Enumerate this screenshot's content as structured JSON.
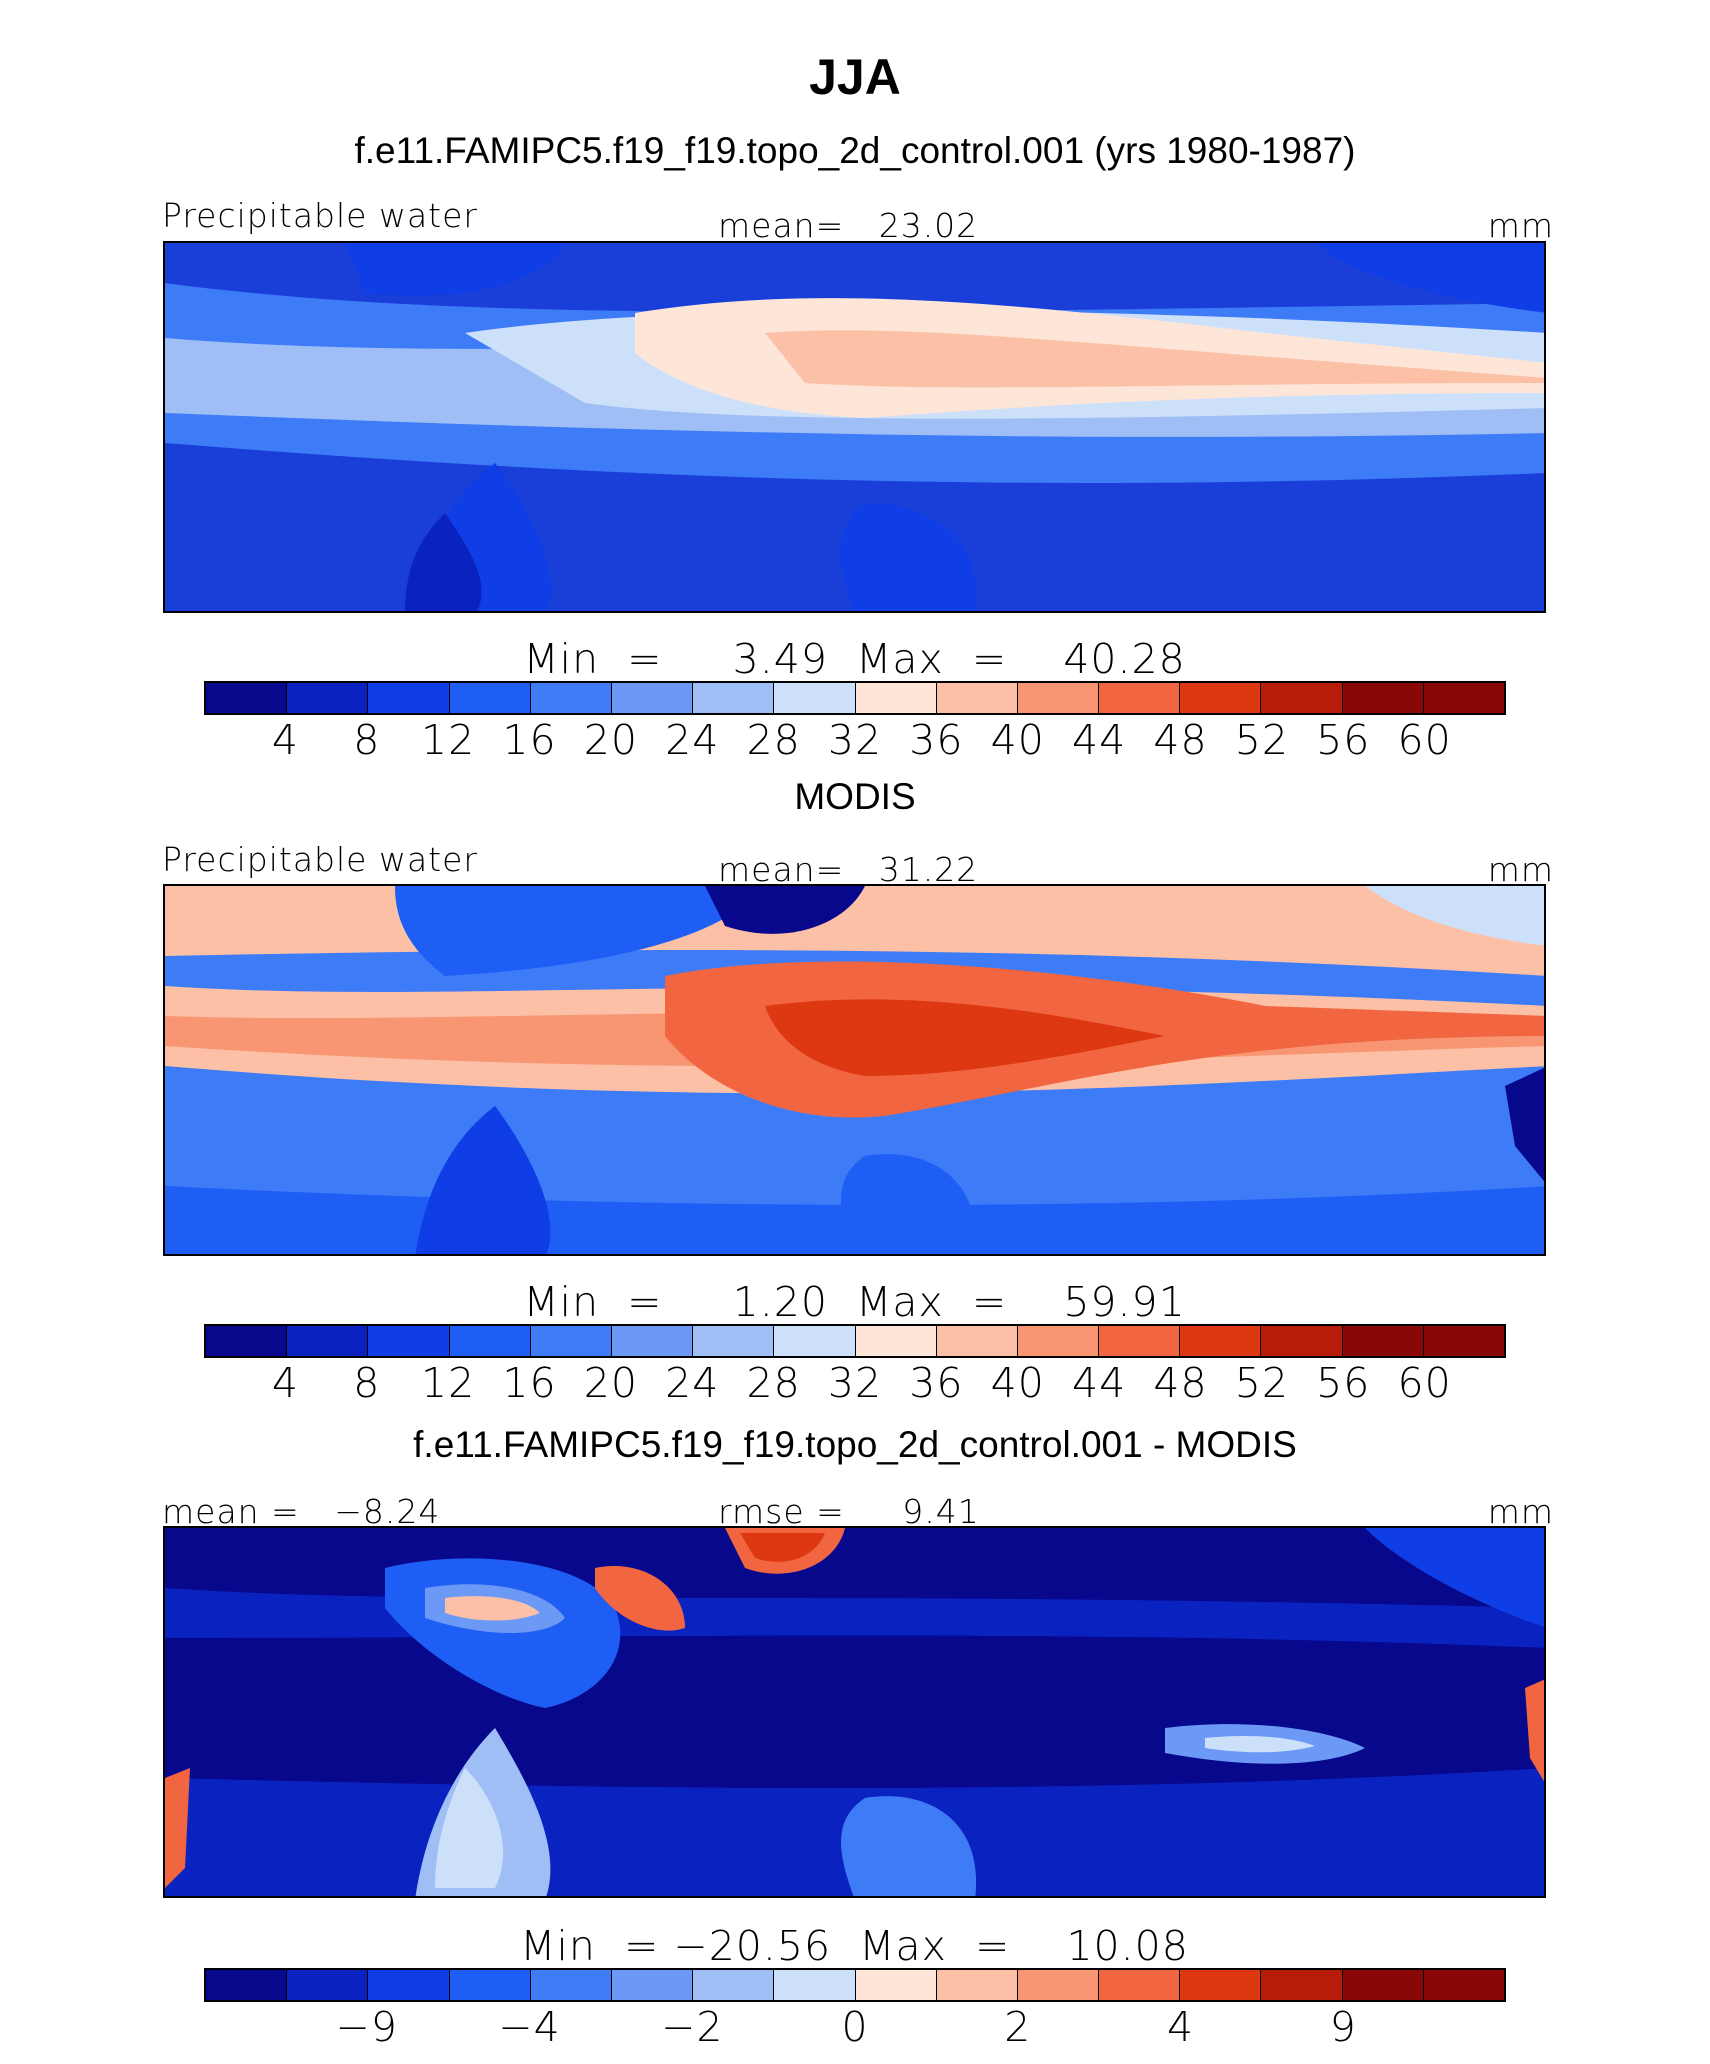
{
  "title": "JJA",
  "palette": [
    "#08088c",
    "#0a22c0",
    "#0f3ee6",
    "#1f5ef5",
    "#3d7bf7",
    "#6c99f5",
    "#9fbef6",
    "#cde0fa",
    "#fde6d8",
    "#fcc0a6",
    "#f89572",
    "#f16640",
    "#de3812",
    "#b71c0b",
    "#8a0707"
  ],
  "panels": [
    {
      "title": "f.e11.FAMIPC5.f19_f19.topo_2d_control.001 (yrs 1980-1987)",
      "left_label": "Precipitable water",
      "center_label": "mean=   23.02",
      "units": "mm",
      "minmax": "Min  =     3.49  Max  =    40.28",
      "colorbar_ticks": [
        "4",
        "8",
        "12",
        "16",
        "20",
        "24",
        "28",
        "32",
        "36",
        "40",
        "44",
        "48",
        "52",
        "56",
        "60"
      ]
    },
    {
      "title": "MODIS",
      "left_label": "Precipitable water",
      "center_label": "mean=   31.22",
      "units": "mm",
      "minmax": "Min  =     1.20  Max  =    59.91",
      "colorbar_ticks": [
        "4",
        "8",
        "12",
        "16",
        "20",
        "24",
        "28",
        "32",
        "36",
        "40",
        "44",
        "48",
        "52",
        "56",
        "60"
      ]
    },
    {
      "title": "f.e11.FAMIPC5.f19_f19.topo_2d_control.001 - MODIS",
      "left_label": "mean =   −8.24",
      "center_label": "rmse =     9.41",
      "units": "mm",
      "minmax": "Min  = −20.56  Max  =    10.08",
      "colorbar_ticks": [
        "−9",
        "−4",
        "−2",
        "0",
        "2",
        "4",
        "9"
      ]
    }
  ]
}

===============

▸ **WHAT NEEDS TO BE DONE**
Keep only the lines that hold the string "minmax", and copy them out.

▸ **TASK OUTPUT**
      "minmax": "Min  =     3.49  Max  =    40.28",
      "minmax": "Min  =     1.20  Max  =    59.91",
      "minmax": "Min  = −20.56  Max  =    10.08",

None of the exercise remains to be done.